**WHAT TO DO**
Reproduce word for word the part of the carbon credit text below that starts at "A carbon credit represents" and ends after "its reported emissions.".

**TEXT FOR ANALYSIS**
________

What is a carbon credit?
A carbon credit represents one tonne of CO₂ equivalent that has either been prevented from entering the atmosphere or removed from it. When a company buys a credit and retires it, it is claiming that the tonne of CO₂ associated with that credit has been offset. The practical consequence is that the company can subtract one tonne from its reported emissions.
This sounds straightforward. The problem is that the integrity of carbon credits varies enormously — from high-quality direct air capture credits backed by physical measurements to deeply questionable forestry credits based on unverifiable counterfactual baselines. An ESG analyst cannot treat all carbon credits as equivalent.
The Verra crisis of 2023
A 2023 Guardian/Zeit/SourceMaterial investigation found that over 90% of Verra's rainforest offset credits — the most widely used type — were 'phantom credits' that did not represent real carbon reductions. This triggered a collapse in voluntary carbon market prices and fundamentally damaged the credibility of offsetting as a net-zero strategy.
Compliance vs voluntary markets
There are two fundamentally different types of carbon markets, with very different quality characteristics.
| Dimension | Compliance Market (ETS) | Voluntary Market (VCM) |
|---|---|---|
| Participation | Mandatory — regulated entities must comply | Voluntary — companies choose to participate |
| Examples | EU ETS, California Cap-and-Trade, UK ETS | Gold Standard, Verra VCS, ACR, CAR |
| Price range | €50–€80/t CO₂ (EU ETS 2025) | $2–$200+/t depending on project type |
| Verification | Government-mandated third-party audit | Standard body verification (variable rigour) |
| Integrity | Generally high — legal penalties for fraud | Variable — major fraud and quality issues documented |
| Additionality | Built into cap design | Frequently contested — the core quality problem |
The four quality tests for a carbon credit
When evaluating whether a company's carbon credit strategy represents genuine climate action or greenwashing, apply four tests to each credit type they purchase.
1. Additionality
Would the emission reduction have happened without the carbon finance? A hydropower project in a country with mandatory renewable energy targets is not additional — it would have been built regardless. An avoided deforestation project in a region with a functioning economy but optional forest protection is more plausibly additional.
2. Permanence
Will the carbon storage last? Forestry projects are fundamentally at risk from wildfire, disease, drought, and policy change. The 2021 Bootleg Fire in Oregon burned through 1 million tonnes of forestry credits in weeks. Geological storage (CCS, DAC) offers permanence on century timescales. This is a genuine qualitative difference.
3. Measurability
Can the claimed reduction be verified against a credible baseline? The counterfactual problem — what would have happened without the project — is the hardest methodological challenge in carbon accounting. Satellite-monitored cookstove projects are more measurable than baseline deforestation rates in poorly governed forest regions.

________

**Stored data entries**

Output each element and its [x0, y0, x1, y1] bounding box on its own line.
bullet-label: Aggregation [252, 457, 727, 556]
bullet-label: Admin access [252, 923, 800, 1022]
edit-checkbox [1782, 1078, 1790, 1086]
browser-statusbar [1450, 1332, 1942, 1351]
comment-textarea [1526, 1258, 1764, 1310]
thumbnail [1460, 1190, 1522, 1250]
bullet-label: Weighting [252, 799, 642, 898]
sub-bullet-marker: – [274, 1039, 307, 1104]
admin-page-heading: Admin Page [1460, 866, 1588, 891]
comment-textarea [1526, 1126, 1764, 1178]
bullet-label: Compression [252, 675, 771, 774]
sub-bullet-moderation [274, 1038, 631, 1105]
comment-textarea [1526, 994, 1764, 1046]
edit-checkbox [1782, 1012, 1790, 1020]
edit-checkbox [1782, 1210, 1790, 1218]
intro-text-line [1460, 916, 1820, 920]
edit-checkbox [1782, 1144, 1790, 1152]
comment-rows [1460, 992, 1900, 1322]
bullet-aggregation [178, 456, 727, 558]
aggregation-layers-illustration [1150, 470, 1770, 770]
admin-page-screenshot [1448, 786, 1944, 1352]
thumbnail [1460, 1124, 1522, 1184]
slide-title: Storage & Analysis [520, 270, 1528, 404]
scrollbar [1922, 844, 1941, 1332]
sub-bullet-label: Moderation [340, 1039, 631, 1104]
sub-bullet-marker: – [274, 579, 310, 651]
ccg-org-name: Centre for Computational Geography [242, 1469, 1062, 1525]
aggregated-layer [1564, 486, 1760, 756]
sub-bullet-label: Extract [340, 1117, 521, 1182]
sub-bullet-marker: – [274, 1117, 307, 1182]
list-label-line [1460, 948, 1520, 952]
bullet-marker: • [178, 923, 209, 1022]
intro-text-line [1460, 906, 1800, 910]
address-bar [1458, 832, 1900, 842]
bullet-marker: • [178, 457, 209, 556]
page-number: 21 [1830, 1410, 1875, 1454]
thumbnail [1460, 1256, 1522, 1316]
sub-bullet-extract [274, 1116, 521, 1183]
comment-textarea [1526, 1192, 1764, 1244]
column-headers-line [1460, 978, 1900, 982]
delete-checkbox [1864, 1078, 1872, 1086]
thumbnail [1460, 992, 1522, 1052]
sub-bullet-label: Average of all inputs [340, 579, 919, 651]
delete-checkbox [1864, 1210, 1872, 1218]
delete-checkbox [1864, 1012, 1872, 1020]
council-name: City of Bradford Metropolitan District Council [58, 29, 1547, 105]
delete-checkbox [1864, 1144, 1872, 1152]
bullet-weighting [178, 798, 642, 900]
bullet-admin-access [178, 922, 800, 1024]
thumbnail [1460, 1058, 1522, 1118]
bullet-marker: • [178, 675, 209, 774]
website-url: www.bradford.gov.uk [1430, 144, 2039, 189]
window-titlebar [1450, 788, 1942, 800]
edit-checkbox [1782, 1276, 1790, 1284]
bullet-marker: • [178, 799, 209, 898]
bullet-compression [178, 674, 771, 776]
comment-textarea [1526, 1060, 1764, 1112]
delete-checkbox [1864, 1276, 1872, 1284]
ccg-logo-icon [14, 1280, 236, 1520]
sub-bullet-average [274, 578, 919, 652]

________

**WRITTEN ANSWER**
A carbon credit represents one tonne of CO₂ equivalent that has either been prevented from entering the atmosphere or removed from it. When a company buys a credit and retires it, it is claiming that the tonne of CO₂ associated with that credit has been offset. The practical consequence is that the company can subtract one tonne from its reported emissions.